EXERCISE:
For each line that holds "lines", copy the line out.

DATA SECTION:
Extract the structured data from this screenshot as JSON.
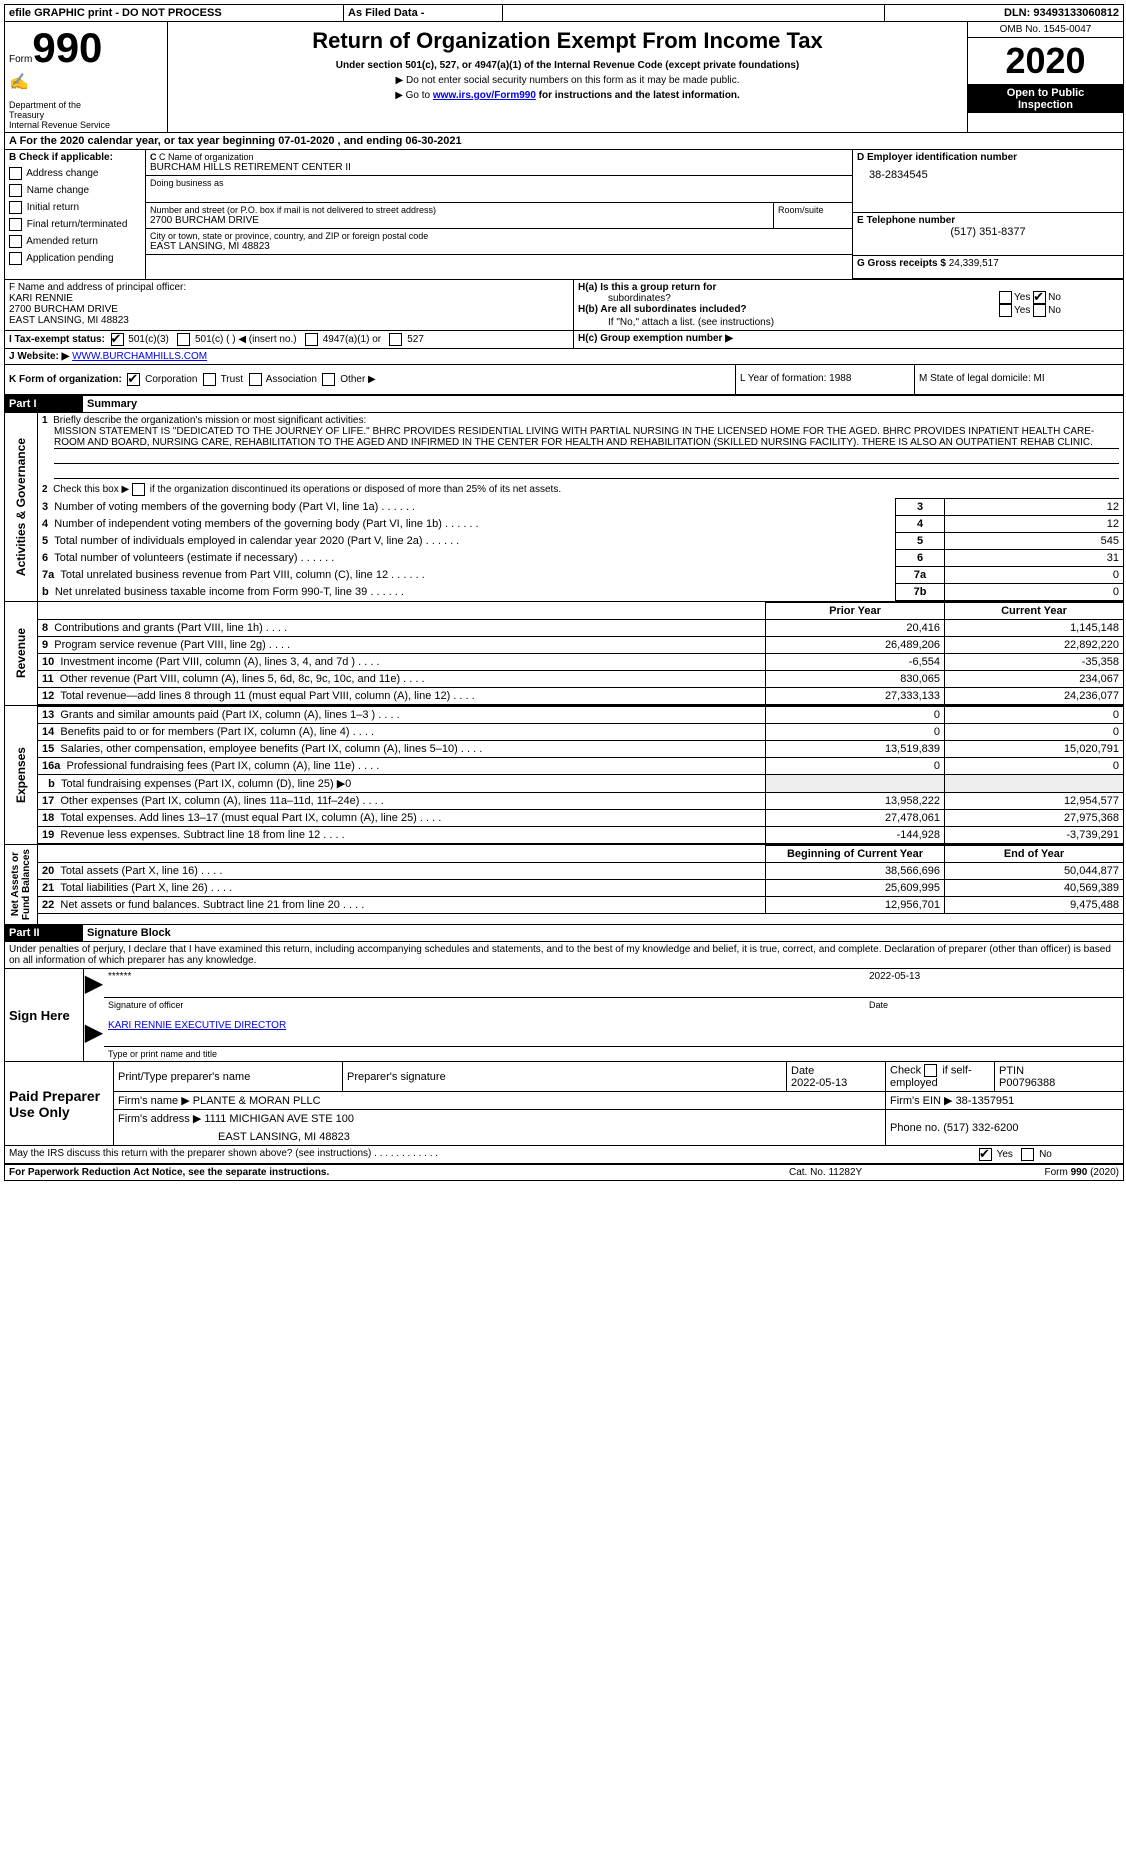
{
  "header_bar": {
    "efile": "efile GRAPHIC print - DO NOT PROCESS",
    "as_filed": "As Filed Data -",
    "dln_label": "DLN:",
    "dln": "93493133060812"
  },
  "form_box": {
    "form_label": "Form",
    "form_num": "990",
    "dept1": "Department of the",
    "dept2": "Treasury",
    "dept3": "Internal Revenue Service"
  },
  "title_block": {
    "title": "Return of Organization Exempt From Income Tax",
    "sub1": "Under section 501(c), 527, or 4947(a)(1) of the Internal Revenue Code (except private foundations)",
    "sub2": "▶ Do not enter social security numbers on this form as it may be made public.",
    "sub3_pre": "▶ Go to ",
    "sub3_link": "www.irs.gov/Form990",
    "sub3_post": " for instructions and the latest information."
  },
  "right_box": {
    "omb": "OMB No. 1545-0047",
    "year": "2020",
    "open1": "Open to Public",
    "open2": "Inspection"
  },
  "line_a": "A   For the 2020 calendar year, or tax year beginning 07-01-2020   , and ending 06-30-2021",
  "section_b": {
    "label": "B Check if applicable:",
    "items": [
      "Address change",
      "Name change",
      "Initial return",
      "Final return/terminated",
      "Amended return",
      "Application pending"
    ]
  },
  "section_c": {
    "name_label": "C Name of organization",
    "name": "BURCHAM HILLS RETIREMENT CENTER II",
    "dba": "Doing business as",
    "addr_label": "Number and street (or P.O. box if mail is not delivered to street address)",
    "room": "Room/suite",
    "addr": "2700 BURCHAM DRIVE",
    "city_label": "City or town, state or province, country, and ZIP or foreign postal code",
    "city": "EAST LANSING, MI  48823"
  },
  "section_d": {
    "label": "D Employer identification number",
    "value": "38-2834545"
  },
  "section_e": {
    "label": "E Telephone number",
    "value": "(517) 351-8377"
  },
  "section_g": {
    "label": "G Gross receipts $",
    "value": "24,339,517"
  },
  "section_f": {
    "label": "F  Name and address of principal officer:",
    "name": "KARI RENNIE",
    "addr": "2700 BURCHAM DRIVE",
    "city": "EAST LANSING, MI  48823"
  },
  "section_h": {
    "ha": "H(a)  Is this a group return for",
    "ha2": "subordinates?",
    "hb": "H(b)  Are all subordinates included?",
    "hb2": "If \"No,\" attach a list. (see instructions)",
    "hc": "H(c)  Group exemption number ▶",
    "yes": "Yes",
    "no": "No"
  },
  "section_i": {
    "label": "I   Tax-exempt status:",
    "o1": "501(c)(3)",
    "o2": "501(c) (   ) ◀ (insert no.)",
    "o3": "4947(a)(1) or",
    "o4": "527"
  },
  "section_j": {
    "label": "J   Website: ▶ ",
    "value": "WWW.BURCHAMHILLS.COM"
  },
  "section_k": {
    "label": "K Form of organization:",
    "o1": "Corporation",
    "o2": "Trust",
    "o3": "Association",
    "o4": "Other ▶"
  },
  "section_l": "L Year of formation: 1988",
  "section_m": "M State of legal domicile: MI",
  "part1": {
    "label": "Part I",
    "title": "Summary"
  },
  "line1": {
    "label": "1",
    "text": "Briefly describe the organization's mission or most significant activities:",
    "value": "MISSION STATEMENT IS \"DEDICATED TO THE JOURNEY OF LIFE.\" BHRC PROVIDES RESIDENTIAL LIVING WITH PARTIAL NURSING IN THE LICENSED HOME FOR THE AGED. BHRC PROVIDES INPATIENT HEALTH CARE-ROOM AND BOARD, NURSING CARE, REHABILITATION TO THE AGED AND INFIRMED IN THE CENTER FOR HEALTH AND REHABILITATION (SKILLED NURSING FACILITY). THERE IS ALSO AN OUTPATIENT REHAB CLINIC."
  },
  "line2": "Check this box ▶      if the organization discontinued its operations or disposed of more than 25% of its net assets.",
  "summary_rows": [
    {
      "n": "3",
      "text": "Number of voting members of the governing body (Part VI, line 1a)",
      "box": "3",
      "val": "12"
    },
    {
      "n": "4",
      "text": "Number of independent voting members of the governing body (Part VI, line 1b)",
      "box": "4",
      "val": "12"
    },
    {
      "n": "5",
      "text": "Total number of individuals employed in calendar year 2020 (Part V, line 2a)",
      "box": "5",
      "val": "545"
    },
    {
      "n": "6",
      "text": "Total number of volunteers (estimate if necessary)",
      "box": "6",
      "val": "31"
    },
    {
      "n": "7a",
      "text": "Total unrelated business revenue from Part VIII, column (C), line 12",
      "box": "7a",
      "val": "0"
    },
    {
      "n": "b",
      "text": "Net unrelated business taxable income from Form 990-T, line 39",
      "box": "7b",
      "val": "0"
    }
  ],
  "two_col_header": {
    "prior": "Prior Year",
    "current": "Current Year"
  },
  "revenue_rows": [
    {
      "n": "8",
      "text": "Contributions and grants (Part VIII, line 1h)",
      "p": "20,416",
      "c": "1,145,148"
    },
    {
      "n": "9",
      "text": "Program service revenue (Part VIII, line 2g)",
      "p": "26,489,206",
      "c": "22,892,220"
    },
    {
      "n": "10",
      "text": "Investment income (Part VIII, column (A), lines 3, 4, and 7d )",
      "p": "-6,554",
      "c": "-35,358"
    },
    {
      "n": "11",
      "text": "Other revenue (Part VIII, column (A), lines 5, 6d, 8c, 9c, 10c, and 11e)",
      "p": "830,065",
      "c": "234,067"
    },
    {
      "n": "12",
      "text": "Total revenue—add lines 8 through 11 (must equal Part VIII, column (A), line 12)",
      "p": "27,333,133",
      "c": "24,236,077"
    }
  ],
  "expense_rows": [
    {
      "n": "13",
      "text": "Grants and similar amounts paid (Part IX, column (A), lines 1–3 )",
      "p": "0",
      "c": "0"
    },
    {
      "n": "14",
      "text": "Benefits paid to or for members (Part IX, column (A), line 4)",
      "p": "0",
      "c": "0"
    },
    {
      "n": "15",
      "text": "Salaries, other compensation, employee benefits (Part IX, column (A), lines 5–10)",
      "p": "13,519,839",
      "c": "15,020,791"
    },
    {
      "n": "16a",
      "text": "Professional fundraising fees (Part IX, column (A), line 11e)",
      "p": "0",
      "c": "0"
    }
  ],
  "line16b": "Total fundraising expenses (Part IX, column (D), line 25) ▶0",
  "expense_rows2": [
    {
      "n": "17",
      "text": "Other expenses (Part IX, column (A), lines 11a–11d, 11f–24e)",
      "p": "13,958,222",
      "c": "12,954,577"
    },
    {
      "n": "18",
      "text": "Total expenses. Add lines 13–17 (must equal Part IX, column (A), line 25)",
      "p": "27,478,061",
      "c": "27,975,368"
    },
    {
      "n": "19",
      "text": "Revenue less expenses. Subtract line 18 from line 12",
      "p": "-144,928",
      "c": "-3,739,291"
    }
  ],
  "net_header": {
    "b": "Beginning of Current Year",
    "e": "End of Year"
  },
  "net_rows": [
    {
      "n": "20",
      "text": "Total assets (Part X, line 16)",
      "p": "38,566,696",
      "c": "50,044,877"
    },
    {
      "n": "21",
      "text": "Total liabilities (Part X, line 26)",
      "p": "25,609,995",
      "c": "40,569,389"
    },
    {
      "n": "22",
      "text": "Net assets or fund balances. Subtract line 21 from line 20",
      "p": "12,956,701",
      "c": "9,475,488"
    }
  ],
  "side_labels": {
    "ag": "Activities & Governance",
    "rev": "Revenue",
    "exp": "Expenses",
    "net": "Net Assets or\nFund Balances"
  },
  "part2": {
    "label": "Part II",
    "title": "Signature Block"
  },
  "perjury": "Under penalties of perjury, I declare that I have examined this return, including accompanying schedules and statements, and to the best of my knowledge and belief, it is true, correct, and complete. Declaration of preparer (other than officer) is based on all information of which preparer has any knowledge.",
  "sign": {
    "label": "Sign Here",
    "stars": "******",
    "sig_officer": "Signature of officer",
    "date": "2022-05-13",
    "date_label": "Date",
    "name": "KARI RENNIE EXECUTIVE DIRECTOR",
    "name_label": "Type or print name and title"
  },
  "preparer": {
    "label": "Paid Preparer Use Only",
    "h1": "Print/Type preparer's name",
    "h2": "Preparer's signature",
    "h3": "Date",
    "date": "2022-05-13",
    "h4_pre": "Check",
    "h4_post": "if self-employed",
    "h5": "PTIN",
    "ptin": "P00796388",
    "firm_name_label": "Firm's name     ▶",
    "firm_name": "PLANTE & MORAN PLLC",
    "firm_ein_label": "Firm's EIN ▶",
    "firm_ein": "38-1357951",
    "firm_addr_label": "Firm's address ▶",
    "firm_addr1": "1111 MICHIGAN AVE STE 100",
    "firm_addr2": "EAST LANSING, MI  48823",
    "phone_label": "Phone no.",
    "phone": "(517) 332-6200"
  },
  "footer": {
    "discuss": "May the IRS discuss this return with the preparer shown above? (see instructions)",
    "yes": "Yes",
    "no": "No",
    "paperwork": "For Paperwork Reduction Act Notice, see the separate instructions.",
    "cat": "Cat. No. 11282Y",
    "form": "Form 990 (2020)"
  }
}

TASK SOLUTION:
      "text": "Investment income (Part VIII, column (A), lines 3, 4, and 7d )",
      "text": "Other revenue (Part VIII, column (A), lines 5, 6d, 8c, 9c, 10c, and 11e)",
      "text": "Total revenue—add lines 8 through 11 (must equal Part VIII, column (A), line 12)",
      "text": "Grants and similar amounts paid (Part IX, column (A), lines 1–3 )",
      "text": "Salaries, other compensation, employee benefits (Part IX, column (A), lines 5–10)",
      "text": "Other expenses (Part IX, column (A), lines 11a–11d, 11f–24e)",
      "text": "Total expenses. Add lines 13–17 (must equal Part IX, column (A), line 25)",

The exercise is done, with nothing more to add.